» Task details
Every line below that holds the string "JSON" should be copied out.
-------- Data for the task --------
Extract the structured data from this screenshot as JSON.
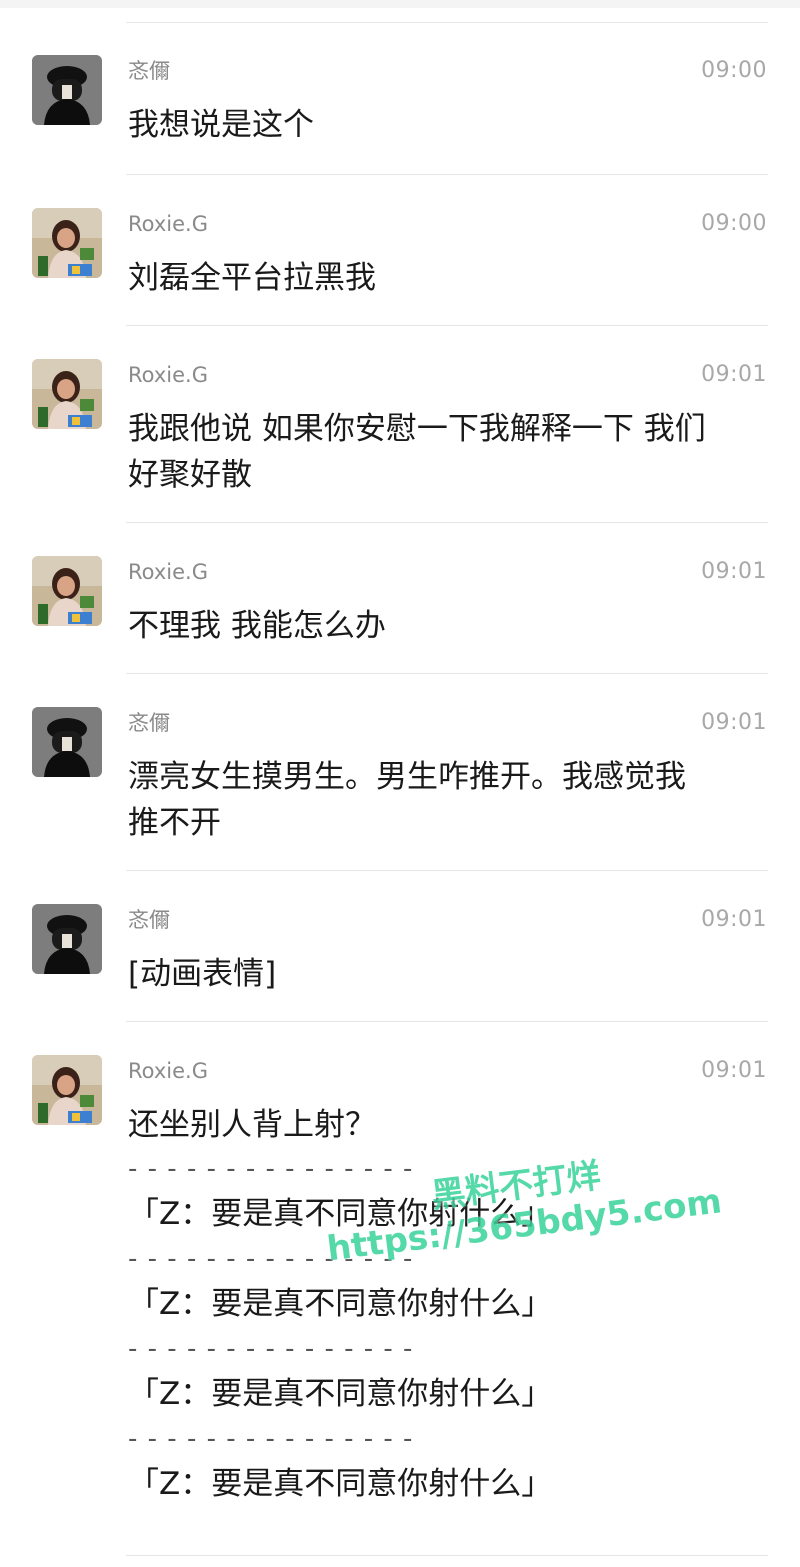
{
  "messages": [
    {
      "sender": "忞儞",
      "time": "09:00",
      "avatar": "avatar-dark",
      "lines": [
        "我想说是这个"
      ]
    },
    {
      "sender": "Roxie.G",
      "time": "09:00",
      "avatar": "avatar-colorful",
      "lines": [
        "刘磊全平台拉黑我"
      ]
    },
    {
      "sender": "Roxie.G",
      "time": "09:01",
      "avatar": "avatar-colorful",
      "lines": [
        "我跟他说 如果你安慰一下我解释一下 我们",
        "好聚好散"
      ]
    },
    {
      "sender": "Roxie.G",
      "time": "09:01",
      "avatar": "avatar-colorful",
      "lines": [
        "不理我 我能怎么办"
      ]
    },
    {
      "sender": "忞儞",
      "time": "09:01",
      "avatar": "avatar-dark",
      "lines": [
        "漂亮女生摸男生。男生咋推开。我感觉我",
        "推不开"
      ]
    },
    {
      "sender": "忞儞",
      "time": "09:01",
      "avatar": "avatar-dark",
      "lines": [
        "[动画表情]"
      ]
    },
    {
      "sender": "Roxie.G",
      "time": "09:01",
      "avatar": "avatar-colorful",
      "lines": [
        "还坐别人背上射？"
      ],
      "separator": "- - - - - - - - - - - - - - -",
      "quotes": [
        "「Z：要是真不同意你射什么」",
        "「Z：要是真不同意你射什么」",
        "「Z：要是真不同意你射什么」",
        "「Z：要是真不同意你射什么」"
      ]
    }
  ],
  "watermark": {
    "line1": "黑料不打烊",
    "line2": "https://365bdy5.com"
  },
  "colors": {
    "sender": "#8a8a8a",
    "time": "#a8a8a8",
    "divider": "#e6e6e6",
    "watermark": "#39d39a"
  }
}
--------
-------- Data for the task --------
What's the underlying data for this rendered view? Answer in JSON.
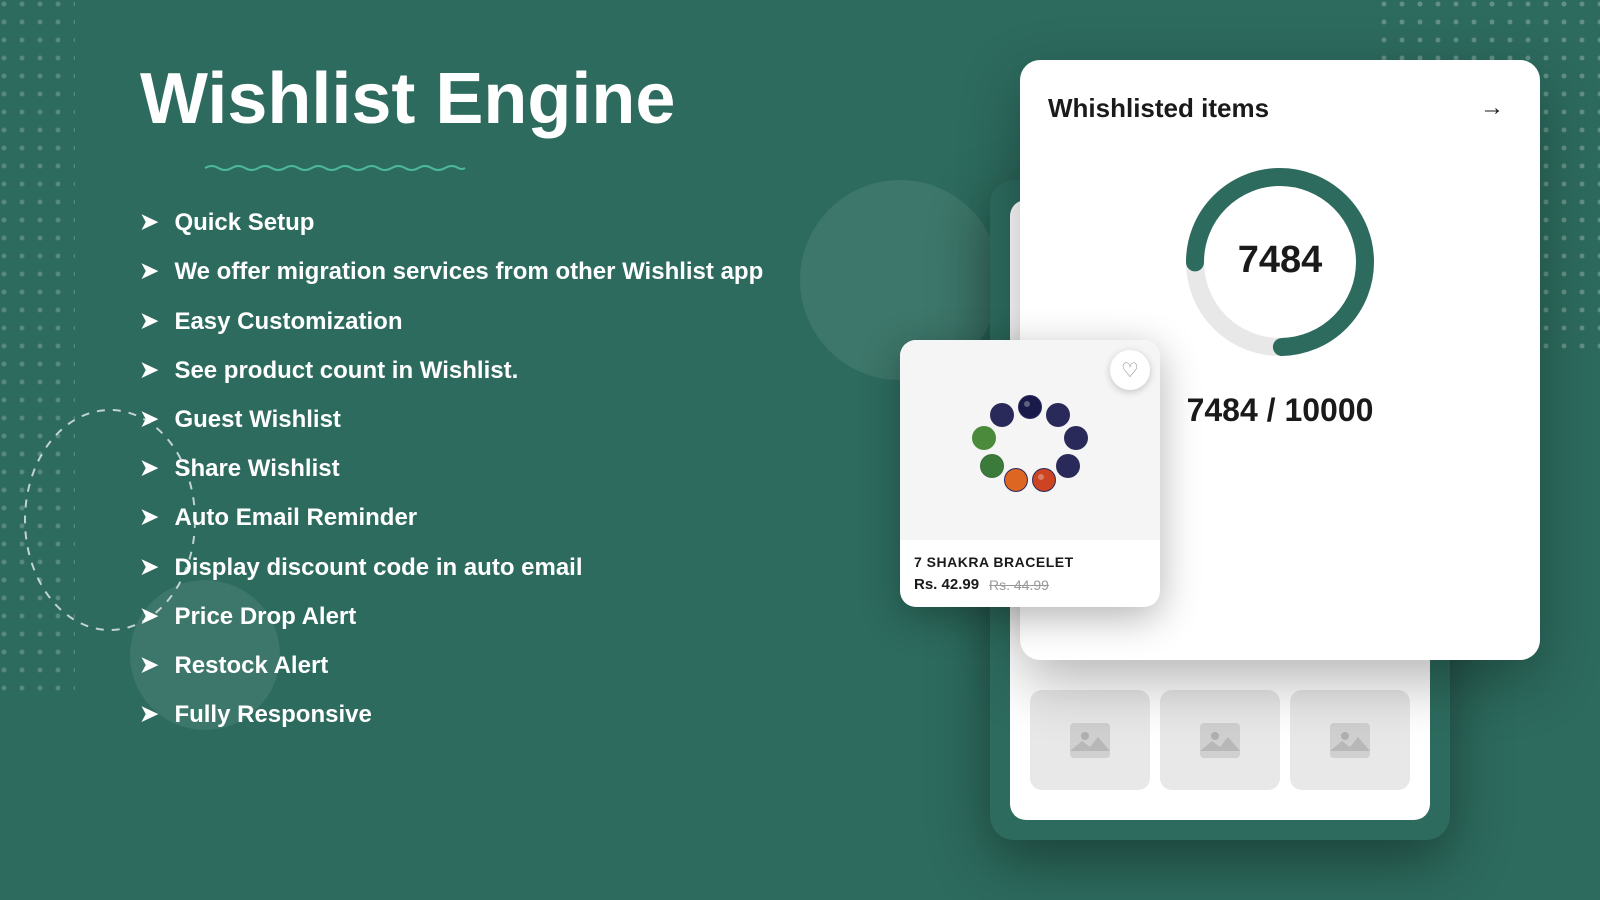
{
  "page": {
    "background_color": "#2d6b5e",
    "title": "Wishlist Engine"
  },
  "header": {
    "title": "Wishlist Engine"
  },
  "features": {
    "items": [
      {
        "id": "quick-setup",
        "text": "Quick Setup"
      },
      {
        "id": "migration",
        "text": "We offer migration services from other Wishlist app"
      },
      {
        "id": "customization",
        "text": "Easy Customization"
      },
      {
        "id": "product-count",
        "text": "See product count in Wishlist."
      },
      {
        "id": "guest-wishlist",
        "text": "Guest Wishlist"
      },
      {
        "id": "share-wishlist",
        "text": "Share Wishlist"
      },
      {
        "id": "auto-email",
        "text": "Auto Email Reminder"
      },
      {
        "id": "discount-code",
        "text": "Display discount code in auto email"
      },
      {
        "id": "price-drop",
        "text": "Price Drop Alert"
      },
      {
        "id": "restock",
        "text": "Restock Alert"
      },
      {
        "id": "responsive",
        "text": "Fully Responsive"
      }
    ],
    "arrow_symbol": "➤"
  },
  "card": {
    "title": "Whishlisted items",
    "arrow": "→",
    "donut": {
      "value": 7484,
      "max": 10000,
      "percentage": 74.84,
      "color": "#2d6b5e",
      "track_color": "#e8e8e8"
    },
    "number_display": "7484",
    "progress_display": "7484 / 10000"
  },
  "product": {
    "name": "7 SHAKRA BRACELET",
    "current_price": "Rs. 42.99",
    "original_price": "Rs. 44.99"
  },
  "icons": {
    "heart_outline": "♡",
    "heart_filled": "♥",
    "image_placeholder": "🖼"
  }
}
--------
» Exercise solution
Extract the structured data from this screenshot as JSON.
What's the underlying data for this rendered view? Answer in JSON.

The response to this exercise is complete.